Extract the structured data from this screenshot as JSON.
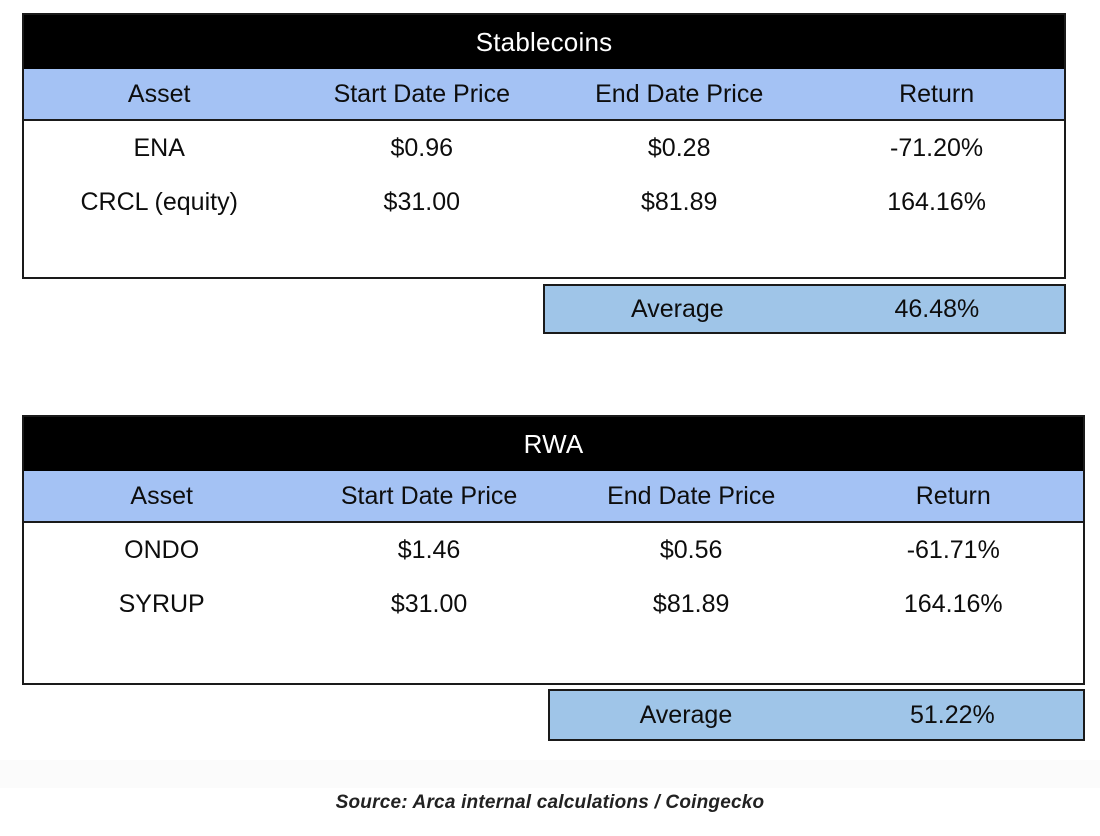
{
  "colors": {
    "title_bg": "#000000",
    "title_text": "#ffffff",
    "column_header_bg": "#a4c2f4",
    "average_bg": "#9fc5e8",
    "border": "#1a1a1a",
    "body_text": "#0d0d0d"
  },
  "tables": [
    {
      "title": "Stablecoins",
      "columns": [
        "Asset",
        "Start Date Price",
        "End Date Price",
        "Return"
      ],
      "rows": [
        {
          "asset": "ENA",
          "start": "$0.96",
          "end": "$0.28",
          "return": "-71.20%"
        },
        {
          "asset": "CRCL (equity)",
          "start": "$31.00",
          "end": "$81.89",
          "return": "164.16%"
        }
      ],
      "average_label": "Average",
      "average_value": "46.48%"
    },
    {
      "title": "RWA",
      "columns": [
        "Asset",
        "Start Date Price",
        "End Date Price",
        "Return"
      ],
      "rows": [
        {
          "asset": "ONDO",
          "start": "$1.46",
          "end": "$0.56",
          "return": "-61.71%"
        },
        {
          "asset": "SYRUP",
          "start": "$31.00",
          "end": "$81.89",
          "return": "164.16%"
        }
      ],
      "average_label": "Average",
      "average_value": "51.22%"
    }
  ],
  "source_note": "Source:  Arca internal calculations / Coingecko",
  "chart_data": [
    {
      "type": "table",
      "title": "Stablecoins",
      "columns": [
        "Asset",
        "Start Date Price",
        "End Date Price",
        "Return"
      ],
      "rows": [
        [
          "ENA",
          0.96,
          0.28,
          -71.2
        ],
        [
          "CRCL (equity)",
          31.0,
          81.89,
          164.16
        ]
      ],
      "average_return_pct": 46.48
    },
    {
      "type": "table",
      "title": "RWA",
      "columns": [
        "Asset",
        "Start Date Price",
        "End Date Price",
        "Return"
      ],
      "rows": [
        [
          "ONDO",
          1.46,
          0.56,
          -61.71
        ],
        [
          "SYRUP",
          31.0,
          81.89,
          164.16
        ]
      ],
      "average_return_pct": 51.22
    }
  ]
}
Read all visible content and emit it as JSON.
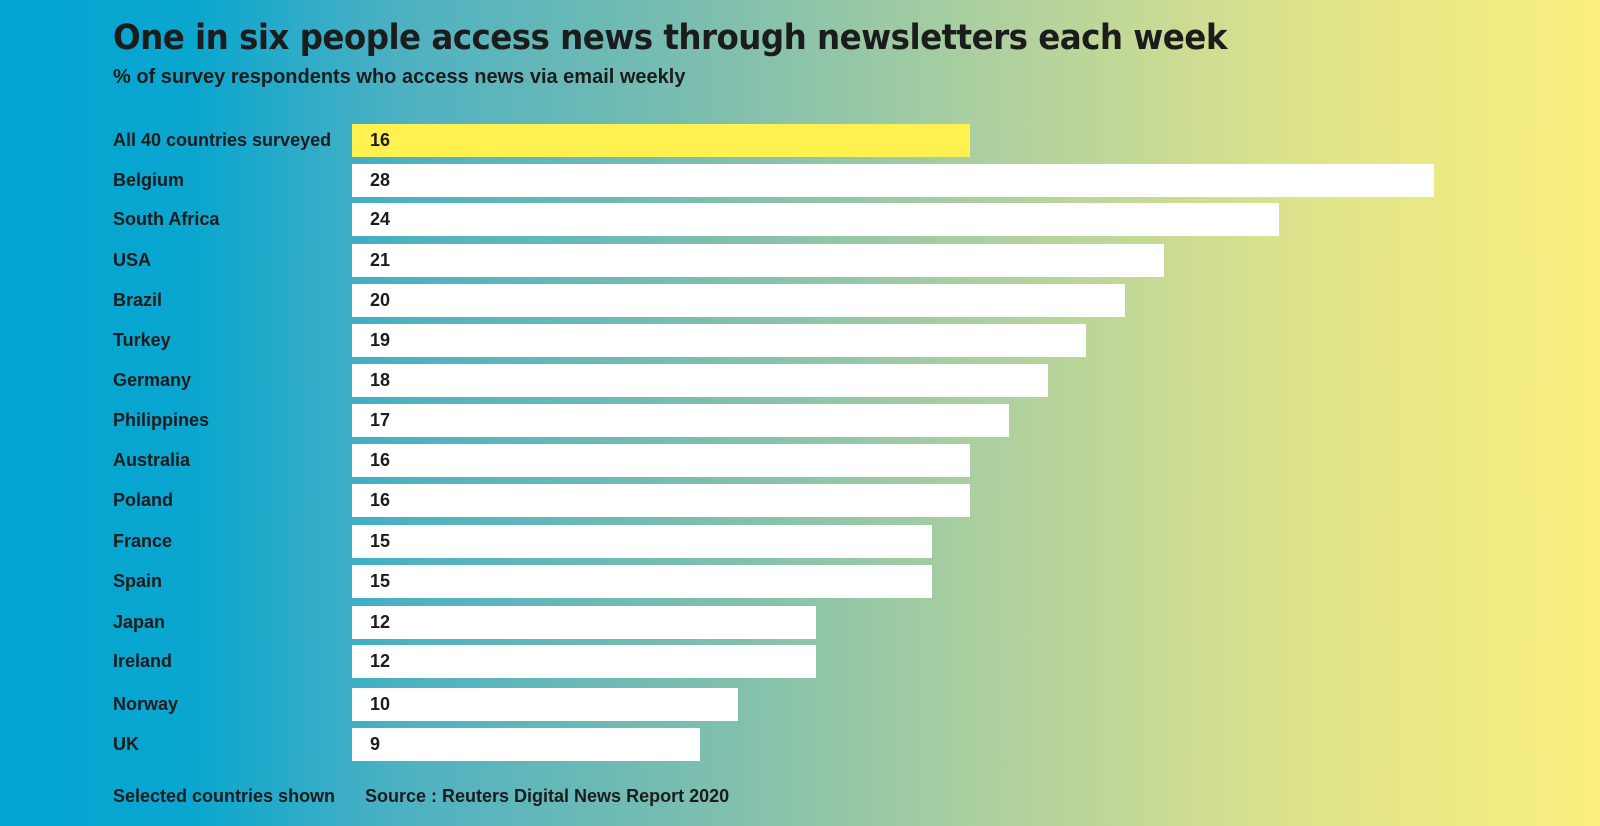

- _Directions for this task_
Gather every line from the listing above in which the word "JSON" appears.

- _Exercise answer_
Extract the structured data from this screenshot as JSON.
Read all visible content and emit it as JSON.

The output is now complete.